Raw records ::
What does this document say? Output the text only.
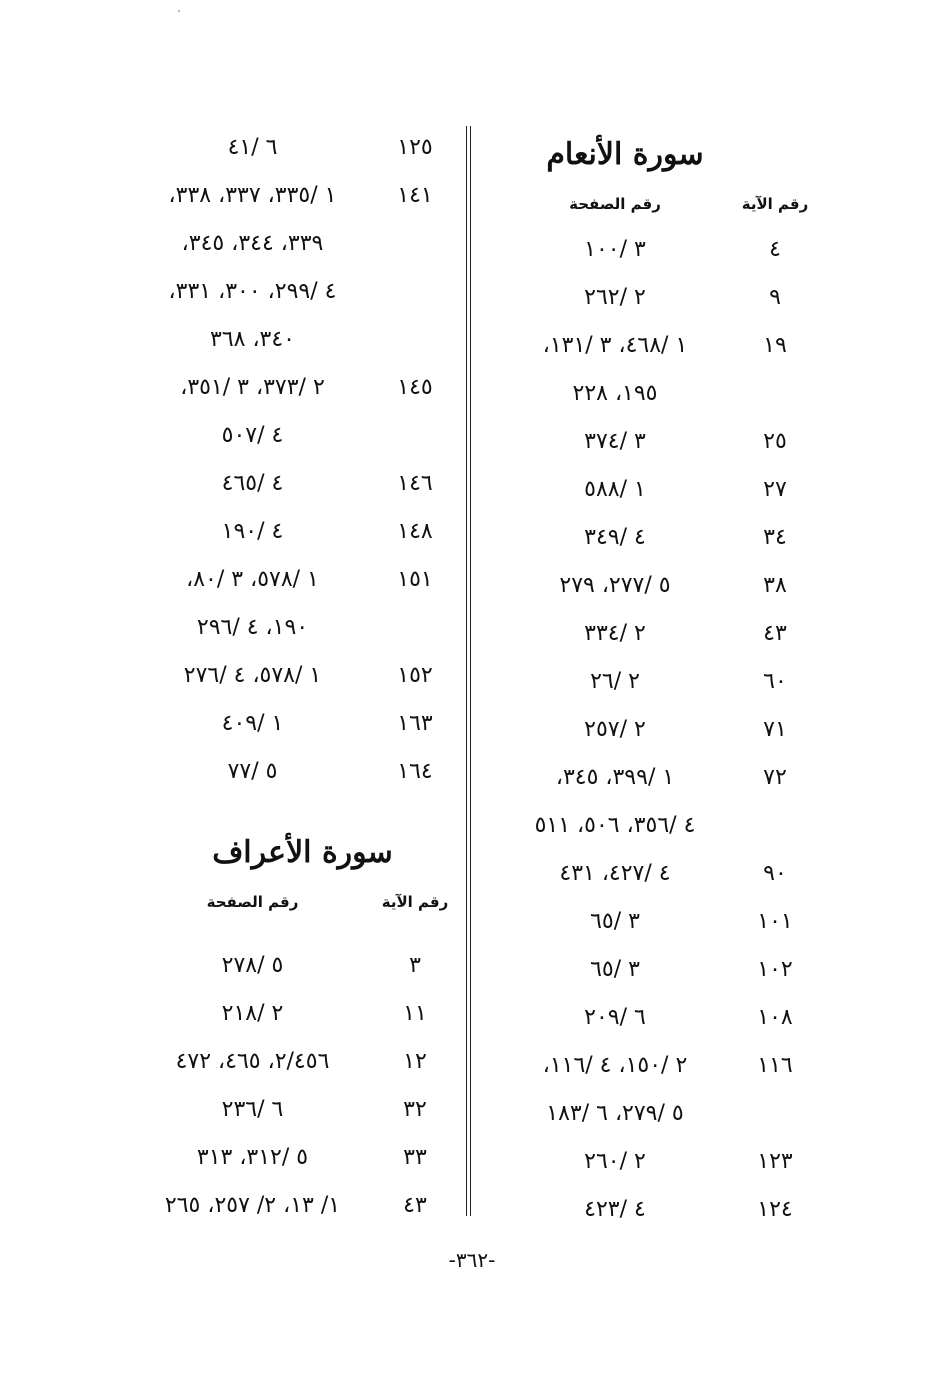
سورة الأنعام
رقم الآية
رقم الصفحة
٤
٣ /١٠٠
٩
٢ /٢٦٢
١٩
١ /٤٦٨، ٣ /١٣١،
١٩٥، ٢٢٨
٢٥
٣ /٣٧٤
٢٧
١ /٥٨٨
٣٤
٤ /٣٤٩
٣٨
٥ /٢٧٧، ٢٧٩
٤٣
٢ /٣٣٤
٦٠
٢ /٢٦
٧١
٢ /٢٥٧
٧٢
١ /٣٩٩، ٣٤٥،
٤ /٣٥٦، ٥٠٦، ٥١١
٩٠
٤ /٤٢٧، ٤٣١
١٠١
٣ /٦٥
١٠٢
٣ /٦٥
١٠٨
٦ /٢٠٩
١١٦
٢ /١٥٠، ٤ /١١٦،
٥ /٢٧٩، ٦ /١٨٣
١٢٣
٢ /٢٦٠
١٢٤
٤ /٤٢٣
١٢٥
٦ /٤١
١٤١
١ /٣٣٥، ٣٣٧، ٣٣٨،
٣٣٩، ٣٤٤، ٣٤٥،
٤ /٢٩٩، ٣٠٠، ٣٣١،
٣٤٠، ٣٦٨
١٤٥
٢ /٣٧٣، ٣ /٣٥١،
٤ /٥٠٧
١٤٦
٤ /٤٦٥
١٤٨
٤ /١٩٠
١٥١
١ /٥٧٨، ٣ /٨٠،
١٩٠، ٤ /٢٩٦
١٥٢
١ /٥٧٨، ٤ /٢٧٦
١٦٣
١ /٤٠٩
١٦٤
٥ /٧٧
سورة الأعراف
رقم الآية
رقم الصفحة
٣
٥ /٢٧٨
١١
٢ /٢١٨
١٢
٢/٤٥٦، ٤٦٥، ٤٧٢
٣٢
٦ /٢٣٦
٣٣
٥ /٣١٢، ٣١٣
٤٣
١/ ١٣، ٢/ ٢٥٧، ٢٦٥
-٣٦٢-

Work instructions :: Except for the pictures, print the data above exactly.

Result for this exercise ::
What does this document say? Output the text only.
سورة الأنعام
رقم الآية
رقم الصفحة
٤
٣ /١٠٠
٩
٢ /٢٦٢
١٩
١ /٤٦٨، ٣ /١٣١،
١٩٥، ٢٢٨
٢٥
٣ /٣٧٤
٢٧
١ /٥٨٨
٣٤
٤ /٣٤٩
٣٨
٥ /٢٧٧، ٢٧٩
٤٣
٢ /٣٣٤
٦٠
٢ /٢٦
٧١
٢ /٢٥٧
٧٢
١ /٣٩٩، ٣٤٥،
٤ /٣٥٦، ٥٠٦، ٥١١
٩٠
٤ /٤٢٧، ٤٣١
١٠١
٣ /٦٥
١٠٢
٣ /٦٥
١٠٨
٦ /٢٠٩
١١٦
٢ /١٥٠، ٤ /١١٦،
٥ /٢٧٩، ٦ /١٨٣
١٢٣
٢ /٢٦٠
١٢٤
٤ /٤٢٣
١٢٥
٦ /٤١
١٤١
١ /٣٣٥، ٣٣٧، ٣٣٨،
٣٣٩، ٣٤٤، ٣٤٥،
٤ /٢٩٩، ٣٠٠، ٣٣١،
٣٤٠، ٣٦٨
١٤٥
٢ /٣٧٣، ٣ /٣٥١،
٤ /٥٠٧
١٤٦
٤ /٤٦٥
١٤٨
٤ /١٩٠
١٥١
١ /٥٧٨، ٣ /٨٠،
١٩٠، ٤ /٢٩٦
١٥٢
١ /٥٧٨، ٤ /٢٧٦
١٦٣
١ /٤٠٩
١٦٤
٥ /٧٧
سورة الأعراف
رقم الآية
رقم الصفحة
٣
٥ /٢٧٨
١١
٢ /٢١٨
١٢
٢/٤٥٦، ٤٦٥، ٤٧٢
٣٢
٦ /٢٣٦
٣٣
٥ /٣١٢، ٣١٣
٤٣
١/ ١٣، ٢/ ٢٥٧، ٢٦٥
-٣٦٢-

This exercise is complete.